[TEXT SEGMENT — start]

Scientists have been studying E. coli and other bacteria dangerous to humans, but the Human Microbiome is taking a more holistic approach to understanding the trillions of microbes in our bodies.

For over a century, medical research has focused mainly on those microbes that are dangerous and deadly to human health: the E. coli and influenzas of the microscopic world. But the germ theory of disease, and the foundation of western medicine, is approaching a sea change—and rapidly so. In a word, it's expanding.

It began in 2007, when 200 scientists at 80 institutions began researching every bacteria, virus, fungi and protozoa known to man. The ongoing study, sponsored by the National Institutes of Health, is called the Human Microbiome Project, and its main goal is ambitious: to map out the DNA of the entire human microbiome, and determine the roles of different microbes on our overall health.

“This is a whole new way of looking at human biology and human disease, and it's awe-inspiring,” said Dr. Phillip Tarr, a lead researcher in the project. “These bacteria are not passengers. They are metabolically active. As a community, we now have to reckon with them like we have to reckon with the ecosystem in a forest or a body of water.”

Of course, if it were as easy as sticking some slides under a microscope, we’d have accomplished this a long time ago. The reality is more daunting, and if you’re a person that carries hand sanitizer, a little unnerving—the human body is covered, both inside and out, with trillions of living microbes. The average adult carries around a few pounds of the little guys, and about 10,000 different strains at any given time. Of course, they all have their own genes, too—which, technically speaking, makes us more microbial than human.

“The bacteria has evolved with us since we were on the plains of Africa, they've been with us for maybe one and a half million years now,” says Dr. Zen Majuk, a gastroenterologist in Santa Cruz. “They help us with vitamin K, B12 and other vitamins that they extract from the fibers in foods and share with us, that we would not get otherwise.”

While the small intestine and colon is home to the body's most diverse concentration of essential microbes, our “gut” bacteria does much more than aid in digestion and modulate our immune systems—it may hold the holy grail for medical epiphany.

“We know that bacteria in your colon could effect emotions, our state of mind, by working on the vagus nerve,” says Dr. Majuk, speaking of the nerve that runs from the brain into the abdomen, a highway of communication between the two. “People who have irritable bowel, they're more fearful, more tense, they have more panic attacks, and somehow it's related to the gastrointestinal tract. And now we think the bacteria are a big factor in this.”

[TEXT SEGMENT — finish]

*EXERCISE TASKS:*
**A)** List the kinds of microbes that, according to the human microbiome article, the scientists began researching in 2007.
**B)** In the human microbiome article, which organization sponsors the Human Microbiome Project?
**C)** Continue the human microbiome article from its last sentence.

[GIVEN RECORDS — start]

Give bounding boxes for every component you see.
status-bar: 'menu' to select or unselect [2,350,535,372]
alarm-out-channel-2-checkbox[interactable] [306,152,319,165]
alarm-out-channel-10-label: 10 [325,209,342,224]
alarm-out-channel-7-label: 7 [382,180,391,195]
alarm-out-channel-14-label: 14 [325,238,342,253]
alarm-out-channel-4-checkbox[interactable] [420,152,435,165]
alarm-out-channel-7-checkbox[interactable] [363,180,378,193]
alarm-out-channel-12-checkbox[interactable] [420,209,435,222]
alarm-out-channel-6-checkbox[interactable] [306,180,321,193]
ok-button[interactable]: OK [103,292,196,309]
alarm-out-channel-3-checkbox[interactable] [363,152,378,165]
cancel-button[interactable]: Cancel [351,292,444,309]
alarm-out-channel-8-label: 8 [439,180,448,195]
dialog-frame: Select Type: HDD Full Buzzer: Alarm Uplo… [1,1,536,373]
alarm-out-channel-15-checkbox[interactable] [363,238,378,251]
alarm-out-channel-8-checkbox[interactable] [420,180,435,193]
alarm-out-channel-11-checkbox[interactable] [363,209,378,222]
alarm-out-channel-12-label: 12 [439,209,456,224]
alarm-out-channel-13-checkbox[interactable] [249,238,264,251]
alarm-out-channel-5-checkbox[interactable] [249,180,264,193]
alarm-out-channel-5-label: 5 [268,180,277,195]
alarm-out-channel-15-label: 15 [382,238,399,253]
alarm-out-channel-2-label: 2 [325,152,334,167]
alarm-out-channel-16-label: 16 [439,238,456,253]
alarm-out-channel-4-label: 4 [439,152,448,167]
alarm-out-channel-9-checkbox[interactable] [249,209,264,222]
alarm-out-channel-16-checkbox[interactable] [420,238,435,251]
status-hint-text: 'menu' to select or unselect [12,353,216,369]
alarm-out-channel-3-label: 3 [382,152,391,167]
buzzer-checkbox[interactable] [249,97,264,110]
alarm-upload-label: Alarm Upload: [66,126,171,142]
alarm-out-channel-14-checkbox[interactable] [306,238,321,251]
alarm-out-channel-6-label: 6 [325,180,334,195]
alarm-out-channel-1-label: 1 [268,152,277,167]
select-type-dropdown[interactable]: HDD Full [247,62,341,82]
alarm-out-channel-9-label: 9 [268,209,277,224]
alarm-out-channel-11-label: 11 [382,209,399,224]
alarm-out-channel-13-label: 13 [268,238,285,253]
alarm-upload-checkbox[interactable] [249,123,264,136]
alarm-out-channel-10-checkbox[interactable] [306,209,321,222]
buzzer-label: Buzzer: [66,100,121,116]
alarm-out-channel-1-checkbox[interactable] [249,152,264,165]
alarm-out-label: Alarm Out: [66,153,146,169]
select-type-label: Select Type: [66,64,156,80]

[GIVEN RECORDS — finish]

*RESULTS:*
**A)** bacteria, virus, fungi, protozoa

**B)** The National Institutes of Health sponsors the Human Microbiome Project.

**C)**
A recent study by Dr. Emeran Mayer of UCLA is one of many examining this gut-brain connection. By taking MRI scans of the brains of thousands of volunteers and comparing brain structure to the types of bacteria in the digestive tract, he believes he's found a measurable correlation between how gut bacteria influences actual brain development.

But the deterioration of the “11th organ” may also correlate with an increase in certain diseases. “As organisms are being lost, a lot of diseases have just skyrocketed,” says Dr. Martin Blaser of NYU Langone's Medical Center. “Diabetes, celiac disease, asthma, food allergies, obesity, social disorders like autism. These have all gone up tremendously.”

Not surprisingly, people who live in the United States tend to have a far less diverse community of microbial flora—the result of a widespread use of antibiotics (the “neutron bomb” for microbes), and a diet rich in processed foods. A healthy microbiome requires fiber, says Dr. Majuk, who also recommends daily or weekly fermented foods and kombucha.

“So we think people in less developed countries that have more fiber in their diets are better off. Somehow that produces less asthma, less colitis, less immune diseases,” says Dr. Majuk.

In the coming months and years, we'll know more about which microbes are predominant in healthy humans, and more importantly, how to restore a healthy microbiome using probiotics and fecal transplants, which are already being performed in many parts of the world. I'll let you, um, digest that one.